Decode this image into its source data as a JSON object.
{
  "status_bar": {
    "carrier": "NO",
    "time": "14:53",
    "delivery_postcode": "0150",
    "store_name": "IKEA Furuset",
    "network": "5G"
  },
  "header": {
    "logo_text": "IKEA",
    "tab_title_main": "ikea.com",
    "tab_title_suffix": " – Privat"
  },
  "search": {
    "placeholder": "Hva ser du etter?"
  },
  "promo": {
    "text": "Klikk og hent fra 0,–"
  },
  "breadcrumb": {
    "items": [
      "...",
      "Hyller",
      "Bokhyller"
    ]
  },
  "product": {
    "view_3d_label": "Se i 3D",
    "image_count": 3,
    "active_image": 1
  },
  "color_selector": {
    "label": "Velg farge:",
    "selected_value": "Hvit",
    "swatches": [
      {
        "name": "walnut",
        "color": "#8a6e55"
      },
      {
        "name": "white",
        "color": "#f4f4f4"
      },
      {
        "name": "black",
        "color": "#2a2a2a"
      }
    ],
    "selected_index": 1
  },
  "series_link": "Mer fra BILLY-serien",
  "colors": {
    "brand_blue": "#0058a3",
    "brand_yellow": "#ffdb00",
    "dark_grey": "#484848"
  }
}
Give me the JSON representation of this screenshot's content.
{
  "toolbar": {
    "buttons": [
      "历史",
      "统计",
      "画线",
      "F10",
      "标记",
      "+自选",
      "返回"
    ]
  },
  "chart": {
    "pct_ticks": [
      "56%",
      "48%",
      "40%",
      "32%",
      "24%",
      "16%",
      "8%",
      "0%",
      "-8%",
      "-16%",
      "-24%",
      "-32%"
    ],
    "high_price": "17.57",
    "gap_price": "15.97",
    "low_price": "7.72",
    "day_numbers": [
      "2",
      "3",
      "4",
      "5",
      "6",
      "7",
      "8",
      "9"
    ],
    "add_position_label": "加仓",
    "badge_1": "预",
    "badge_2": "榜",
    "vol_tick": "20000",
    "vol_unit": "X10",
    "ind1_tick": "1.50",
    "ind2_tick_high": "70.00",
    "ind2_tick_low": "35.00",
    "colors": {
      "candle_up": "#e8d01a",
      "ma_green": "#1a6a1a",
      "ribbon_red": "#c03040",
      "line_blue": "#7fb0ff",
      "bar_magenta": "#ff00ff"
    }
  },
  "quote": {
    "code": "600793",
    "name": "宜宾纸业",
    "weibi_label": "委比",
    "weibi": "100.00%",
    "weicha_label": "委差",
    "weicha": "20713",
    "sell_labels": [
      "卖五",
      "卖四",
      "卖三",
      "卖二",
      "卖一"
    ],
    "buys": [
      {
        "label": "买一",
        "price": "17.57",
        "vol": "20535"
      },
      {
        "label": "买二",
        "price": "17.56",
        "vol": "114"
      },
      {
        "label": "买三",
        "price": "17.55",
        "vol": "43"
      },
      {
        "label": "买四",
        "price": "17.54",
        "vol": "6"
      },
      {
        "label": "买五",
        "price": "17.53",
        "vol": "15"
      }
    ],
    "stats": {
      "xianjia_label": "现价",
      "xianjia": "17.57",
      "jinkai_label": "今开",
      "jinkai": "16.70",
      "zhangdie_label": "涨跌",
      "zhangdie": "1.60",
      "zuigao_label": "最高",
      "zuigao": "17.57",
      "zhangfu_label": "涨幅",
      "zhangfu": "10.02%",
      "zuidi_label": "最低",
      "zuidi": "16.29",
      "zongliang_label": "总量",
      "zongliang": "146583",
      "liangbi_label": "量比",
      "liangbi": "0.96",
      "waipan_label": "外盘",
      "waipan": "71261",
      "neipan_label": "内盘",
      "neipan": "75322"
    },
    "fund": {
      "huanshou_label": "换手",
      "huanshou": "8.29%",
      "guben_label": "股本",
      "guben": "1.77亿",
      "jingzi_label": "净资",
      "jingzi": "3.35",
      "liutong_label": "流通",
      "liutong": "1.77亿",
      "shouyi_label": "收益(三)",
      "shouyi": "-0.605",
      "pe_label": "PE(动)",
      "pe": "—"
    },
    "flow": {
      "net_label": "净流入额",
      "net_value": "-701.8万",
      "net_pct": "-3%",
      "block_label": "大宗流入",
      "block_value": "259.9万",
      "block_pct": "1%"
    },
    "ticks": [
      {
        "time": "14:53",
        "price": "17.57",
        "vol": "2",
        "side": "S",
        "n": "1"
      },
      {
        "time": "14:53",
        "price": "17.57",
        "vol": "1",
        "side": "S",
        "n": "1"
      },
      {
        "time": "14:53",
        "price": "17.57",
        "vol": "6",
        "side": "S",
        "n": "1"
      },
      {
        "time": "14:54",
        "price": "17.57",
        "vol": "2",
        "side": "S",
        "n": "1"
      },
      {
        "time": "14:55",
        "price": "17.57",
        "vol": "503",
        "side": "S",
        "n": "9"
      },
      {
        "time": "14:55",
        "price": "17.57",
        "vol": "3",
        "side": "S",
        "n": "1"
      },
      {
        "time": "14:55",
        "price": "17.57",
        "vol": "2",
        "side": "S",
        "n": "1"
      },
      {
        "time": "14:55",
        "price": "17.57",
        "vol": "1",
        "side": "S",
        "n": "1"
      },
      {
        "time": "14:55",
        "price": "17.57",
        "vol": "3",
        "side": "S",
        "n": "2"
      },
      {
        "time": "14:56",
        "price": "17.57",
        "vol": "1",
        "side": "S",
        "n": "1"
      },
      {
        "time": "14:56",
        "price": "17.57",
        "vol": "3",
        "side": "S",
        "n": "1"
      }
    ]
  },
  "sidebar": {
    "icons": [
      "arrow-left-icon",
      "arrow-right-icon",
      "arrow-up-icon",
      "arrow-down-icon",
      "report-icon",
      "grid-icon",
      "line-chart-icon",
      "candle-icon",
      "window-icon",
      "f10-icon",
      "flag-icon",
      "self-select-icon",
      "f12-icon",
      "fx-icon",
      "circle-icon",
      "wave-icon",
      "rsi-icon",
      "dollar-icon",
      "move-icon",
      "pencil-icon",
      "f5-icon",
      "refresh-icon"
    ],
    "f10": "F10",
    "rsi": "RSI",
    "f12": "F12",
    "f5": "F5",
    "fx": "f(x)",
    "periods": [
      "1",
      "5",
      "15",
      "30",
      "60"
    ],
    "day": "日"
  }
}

▶ **INSTRUCTIONS FOR THE TASK**
Your task is to transcribe the listing above in full, exactly as given.

▶ **RESPONSE**
Decode this image into its source data as a JSON object.
{
  "status_bar": {
    "carrier": "NO",
    "time": "14:53",
    "delivery_postcode": "0150",
    "store_name": "IKEA Furuset",
    "network": "5G"
  },
  "header": {
    "logo_text": "IKEA",
    "tab_title_main": "ikea.com",
    "tab_title_suffix": " – Privat"
  },
  "search": {
    "placeholder": "Hva ser du etter?"
  },
  "promo": {
    "text": "Klikk og hent fra 0,–"
  },
  "breadcrumb": {
    "items": [
      "...",
      "Hyller",
      "Bokhyller"
    ]
  },
  "product": {
    "view_3d_label": "Se i 3D",
    "image_count": 3,
    "active_image": 1
  },
  "color_selector": {
    "label": "Velg farge:",
    "selected_value": "Hvit",
    "swatches": [
      {
        "name": "walnut",
        "color": "#8a6e55"
      },
      {
        "name": "white",
        "color": "#f4f4f4"
      },
      {
        "name": "black",
        "color": "#2a2a2a"
      }
    ],
    "selected_index": 1
  },
  "series_link": "Mer fra BILLY-serien",
  "colors": {
    "brand_blue": "#0058a3",
    "brand_yellow": "#ffdb00",
    "dark_grey": "#484848"
  }
}
Give me the JSON representation of this screenshot's content.
{
  "toolbar": {
    "buttons": [
      "历史",
      "统计",
      "画线",
      "F10",
      "标记",
      "+自选",
      "返回"
    ]
  },
  "chart": {
    "pct_ticks": [
      "56%",
      "48%",
      "40%",
      "32%",
      "24%",
      "16%",
      "8%",
      "0%",
      "-8%",
      "-16%",
      "-24%",
      "-32%"
    ],
    "high_price": "17.57",
    "gap_price": "15.97",
    "low_price": "7.72",
    "day_numbers": [
      "2",
      "3",
      "4",
      "5",
      "6",
      "7",
      "8",
      "9"
    ],
    "add_position_label": "加仓",
    "badge_1": "预",
    "badge_2": "榜",
    "vol_tick": "20000",
    "vol_unit": "X10",
    "ind1_tick": "1.50",
    "ind2_tick_high": "70.00",
    "ind2_tick_low": "35.00",
    "colors": {
      "candle_up": "#e8d01a",
      "ma_green": "#1a6a1a",
      "ribbon_red": "#c03040",
      "line_blue": "#7fb0ff",
      "bar_magenta": "#ff00ff"
    }
  },
  "quote": {
    "code": "600793",
    "name": "宜宾纸业",
    "weibi_label": "委比",
    "weibi": "100.00%",
    "weicha_label": "委差",
    "weicha": "20713",
    "sell_labels": [
      "卖五",
      "卖四",
      "卖三",
      "卖二",
      "卖一"
    ],
    "buys": [
      {
        "label": "买一",
        "price": "17.57",
        "vol": "20535"
      },
      {
        "label": "买二",
        "price": "17.56",
        "vol": "114"
      },
      {
        "label": "买三",
        "price": "17.55",
        "vol": "43"
      },
      {
        "label": "买四",
        "price": "17.54",
        "vol": "6"
      },
      {
        "label": "买五",
        "price": "17.53",
        "vol": "15"
      }
    ],
    "stats": {
      "xianjia_label": "现价",
      "xianjia": "17.57",
      "jinkai_label": "今开",
      "jinkai": "16.70",
      "zhangdie_label": "涨跌",
      "zhangdie": "1.60",
      "zuigao_label": "最高",
      "zuigao": "17.57",
      "zhangfu_label": "涨幅",
      "zhangfu": "10.02%",
      "zuidi_label": "最低",
      "zuidi": "16.29",
      "zongliang_label": "总量",
      "zongliang": "146583",
      "liangbi_label": "量比",
      "liangbi": "0.96",
      "waipan_label": "外盘",
      "waipan": "71261",
      "neipan_label": "内盘",
      "neipan": "75322"
    },
    "fund": {
      "huanshou_label": "换手",
      "huanshou": "8.29%",
      "guben_label": "股本",
      "guben": "1.77亿",
      "jingzi_label": "净资",
      "jingzi": "3.35",
      "liutong_label": "流通",
      "liutong": "1.77亿",
      "shouyi_label": "收益(三)",
      "shouyi": "-0.605",
      "pe_label": "PE(动)",
      "pe": "—"
    },
    "flow": {
      "net_label": "净流入额",
      "net_value": "-701.8万",
      "net_pct": "-3%",
      "block_label": "大宗流入",
      "block_value": "259.9万",
      "block_pct": "1%"
    },
    "ticks": [
      {
        "time": "14:53",
        "price": "17.57",
        "vol": "2",
        "side": "S",
        "n": "1"
      },
      {
        "time": "14:53",
        "price": "17.57",
        "vol": "1",
        "side": "S",
        "n": "1"
      },
      {
        "time": "14:53",
        "price": "17.57",
        "vol": "6",
        "side": "S",
        "n": "1"
      },
      {
        "time": "14:54",
        "price": "17.57",
        "vol": "2",
        "side": "S",
        "n": "1"
      },
      {
        "time": "14:55",
        "price": "17.57",
        "vol": "503",
        "side": "S",
        "n": "9"
      },
      {
        "time": "14:55",
        "price": "17.57",
        "vol": "3",
        "side": "S",
        "n": "1"
      },
      {
        "time": "14:55",
        "price": "17.57",
        "vol": "2",
        "side": "S",
        "n": "1"
      },
      {
        "time": "14:55",
        "price": "17.57",
        "vol": "1",
        "side": "S",
        "n": "1"
      },
      {
        "time": "14:55",
        "price": "17.57",
        "vol": "3",
        "side": "S",
        "n": "2"
      },
      {
        "time": "14:56",
        "price": "17.57",
        "vol": "1",
        "side": "S",
        "n": "1"
      },
      {
        "time": "14:56",
        "price": "17.57",
        "vol": "3",
        "side": "S",
        "n": "1"
      }
    ]
  },
  "sidebar": {
    "icons": [
      "arrow-left-icon",
      "arrow-right-icon",
      "arrow-up-icon",
      "arrow-down-icon",
      "report-icon",
      "grid-icon",
      "line-chart-icon",
      "candle-icon",
      "window-icon",
      "f10-icon",
      "flag-icon",
      "self-select-icon",
      "f12-icon",
      "fx-icon",
      "circle-icon",
      "wave-icon",
      "rsi-icon",
      "dollar-icon",
      "move-icon",
      "pencil-icon",
      "f5-icon",
      "refresh-icon"
    ],
    "f10": "F10",
    "rsi": "RSI",
    "f12": "F12",
    "f5": "F5",
    "fx": "f(x)",
    "periods": [
      "1",
      "5",
      "15",
      "30",
      "60"
    ],
    "day": "日"
  }
}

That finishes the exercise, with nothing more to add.